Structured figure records
##############################
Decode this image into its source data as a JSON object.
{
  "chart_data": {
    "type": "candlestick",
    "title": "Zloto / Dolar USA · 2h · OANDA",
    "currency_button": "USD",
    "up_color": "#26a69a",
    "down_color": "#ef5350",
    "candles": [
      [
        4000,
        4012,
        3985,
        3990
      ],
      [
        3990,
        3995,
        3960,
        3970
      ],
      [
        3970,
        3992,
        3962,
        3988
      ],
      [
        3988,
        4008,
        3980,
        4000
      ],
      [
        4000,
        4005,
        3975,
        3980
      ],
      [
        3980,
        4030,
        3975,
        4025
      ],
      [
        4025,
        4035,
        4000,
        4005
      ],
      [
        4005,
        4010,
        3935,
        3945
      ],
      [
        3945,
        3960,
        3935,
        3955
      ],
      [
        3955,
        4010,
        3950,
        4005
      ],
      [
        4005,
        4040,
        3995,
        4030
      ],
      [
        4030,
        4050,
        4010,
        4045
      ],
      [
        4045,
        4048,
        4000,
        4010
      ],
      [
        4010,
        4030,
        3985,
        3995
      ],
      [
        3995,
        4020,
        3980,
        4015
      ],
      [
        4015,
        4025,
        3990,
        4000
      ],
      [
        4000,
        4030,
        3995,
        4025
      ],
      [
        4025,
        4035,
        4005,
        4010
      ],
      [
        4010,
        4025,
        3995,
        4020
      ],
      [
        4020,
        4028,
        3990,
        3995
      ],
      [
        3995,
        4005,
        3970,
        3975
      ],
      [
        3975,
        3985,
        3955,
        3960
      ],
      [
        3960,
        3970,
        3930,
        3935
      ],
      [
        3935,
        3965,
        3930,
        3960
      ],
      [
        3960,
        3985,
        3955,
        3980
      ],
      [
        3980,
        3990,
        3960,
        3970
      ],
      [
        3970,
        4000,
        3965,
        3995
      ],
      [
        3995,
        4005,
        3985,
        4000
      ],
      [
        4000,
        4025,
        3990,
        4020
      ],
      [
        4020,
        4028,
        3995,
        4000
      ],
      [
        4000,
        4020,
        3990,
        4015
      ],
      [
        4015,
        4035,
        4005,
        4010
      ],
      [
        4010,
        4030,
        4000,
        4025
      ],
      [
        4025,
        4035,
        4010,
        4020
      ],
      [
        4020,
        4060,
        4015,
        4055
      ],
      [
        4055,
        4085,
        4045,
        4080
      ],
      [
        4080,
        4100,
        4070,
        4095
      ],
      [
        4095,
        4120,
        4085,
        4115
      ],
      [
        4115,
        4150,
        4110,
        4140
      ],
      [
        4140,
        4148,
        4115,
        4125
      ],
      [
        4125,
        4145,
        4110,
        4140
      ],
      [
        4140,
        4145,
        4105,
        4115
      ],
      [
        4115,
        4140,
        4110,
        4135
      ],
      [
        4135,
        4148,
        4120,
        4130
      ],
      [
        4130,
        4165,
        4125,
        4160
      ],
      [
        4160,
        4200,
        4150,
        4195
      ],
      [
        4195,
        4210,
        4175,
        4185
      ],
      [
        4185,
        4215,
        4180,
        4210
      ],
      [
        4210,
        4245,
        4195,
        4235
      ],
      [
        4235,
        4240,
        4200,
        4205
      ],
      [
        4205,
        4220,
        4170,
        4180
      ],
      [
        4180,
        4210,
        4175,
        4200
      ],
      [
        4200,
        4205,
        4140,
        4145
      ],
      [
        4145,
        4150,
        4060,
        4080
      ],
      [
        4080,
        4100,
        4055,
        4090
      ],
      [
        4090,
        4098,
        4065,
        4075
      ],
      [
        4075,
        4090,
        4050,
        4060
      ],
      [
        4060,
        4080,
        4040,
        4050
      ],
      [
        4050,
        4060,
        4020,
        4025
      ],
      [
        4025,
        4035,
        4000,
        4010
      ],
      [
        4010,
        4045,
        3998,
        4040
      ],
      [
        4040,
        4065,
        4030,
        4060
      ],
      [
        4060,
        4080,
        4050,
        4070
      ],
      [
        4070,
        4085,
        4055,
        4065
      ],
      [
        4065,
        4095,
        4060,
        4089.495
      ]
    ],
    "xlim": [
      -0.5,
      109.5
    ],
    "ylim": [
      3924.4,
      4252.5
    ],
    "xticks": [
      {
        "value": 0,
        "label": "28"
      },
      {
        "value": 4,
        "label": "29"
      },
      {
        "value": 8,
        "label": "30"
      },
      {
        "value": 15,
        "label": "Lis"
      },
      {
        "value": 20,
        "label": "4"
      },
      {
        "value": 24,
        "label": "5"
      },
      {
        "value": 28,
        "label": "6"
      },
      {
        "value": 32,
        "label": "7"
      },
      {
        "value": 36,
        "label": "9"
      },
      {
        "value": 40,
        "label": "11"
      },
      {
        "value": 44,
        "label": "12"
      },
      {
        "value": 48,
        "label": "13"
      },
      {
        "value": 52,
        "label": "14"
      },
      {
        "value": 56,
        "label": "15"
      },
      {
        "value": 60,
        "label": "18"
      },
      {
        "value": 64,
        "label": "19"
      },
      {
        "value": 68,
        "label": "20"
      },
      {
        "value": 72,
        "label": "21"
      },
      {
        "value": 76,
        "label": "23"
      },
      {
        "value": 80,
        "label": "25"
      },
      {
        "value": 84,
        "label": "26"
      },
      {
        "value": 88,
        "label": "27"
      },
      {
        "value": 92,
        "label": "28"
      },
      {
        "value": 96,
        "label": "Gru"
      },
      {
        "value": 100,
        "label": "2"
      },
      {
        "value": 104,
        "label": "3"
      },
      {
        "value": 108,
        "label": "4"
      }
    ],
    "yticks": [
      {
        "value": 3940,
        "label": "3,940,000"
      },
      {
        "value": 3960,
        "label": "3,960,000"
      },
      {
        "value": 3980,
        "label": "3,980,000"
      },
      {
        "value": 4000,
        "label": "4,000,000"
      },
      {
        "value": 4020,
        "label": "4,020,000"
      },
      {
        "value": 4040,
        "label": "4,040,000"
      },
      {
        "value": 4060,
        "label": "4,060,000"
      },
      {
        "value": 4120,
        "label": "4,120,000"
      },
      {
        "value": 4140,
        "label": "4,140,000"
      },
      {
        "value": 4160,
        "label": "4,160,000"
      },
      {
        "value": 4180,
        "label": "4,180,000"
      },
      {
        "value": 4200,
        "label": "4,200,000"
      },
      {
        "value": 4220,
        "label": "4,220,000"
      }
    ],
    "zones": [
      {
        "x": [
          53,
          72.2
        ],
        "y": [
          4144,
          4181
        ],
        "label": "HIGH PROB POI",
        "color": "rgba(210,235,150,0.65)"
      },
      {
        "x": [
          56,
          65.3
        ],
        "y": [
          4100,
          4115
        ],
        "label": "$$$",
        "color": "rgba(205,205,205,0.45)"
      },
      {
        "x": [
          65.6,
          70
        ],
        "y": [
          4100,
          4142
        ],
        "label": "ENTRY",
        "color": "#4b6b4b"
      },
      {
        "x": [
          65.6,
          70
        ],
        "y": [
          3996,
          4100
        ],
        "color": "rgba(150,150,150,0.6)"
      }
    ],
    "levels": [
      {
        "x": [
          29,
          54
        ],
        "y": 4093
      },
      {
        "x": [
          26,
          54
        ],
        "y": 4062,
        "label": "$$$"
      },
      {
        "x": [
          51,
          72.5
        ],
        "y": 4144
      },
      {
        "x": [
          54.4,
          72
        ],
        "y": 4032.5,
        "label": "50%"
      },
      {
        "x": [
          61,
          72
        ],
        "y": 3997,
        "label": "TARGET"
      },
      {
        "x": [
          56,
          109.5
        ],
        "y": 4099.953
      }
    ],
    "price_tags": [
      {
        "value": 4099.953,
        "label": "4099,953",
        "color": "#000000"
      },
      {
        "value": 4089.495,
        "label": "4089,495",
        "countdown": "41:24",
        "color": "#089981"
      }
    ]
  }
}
##############################
Work to complete
Show the lines of the records that include the string "rgba".

Reply to the task
        "color": "rgba(210,235,150,0.65)"
        "color": "rgba(205,205,205,0.45)"
        "color": "rgba(150,150,150,0.6)"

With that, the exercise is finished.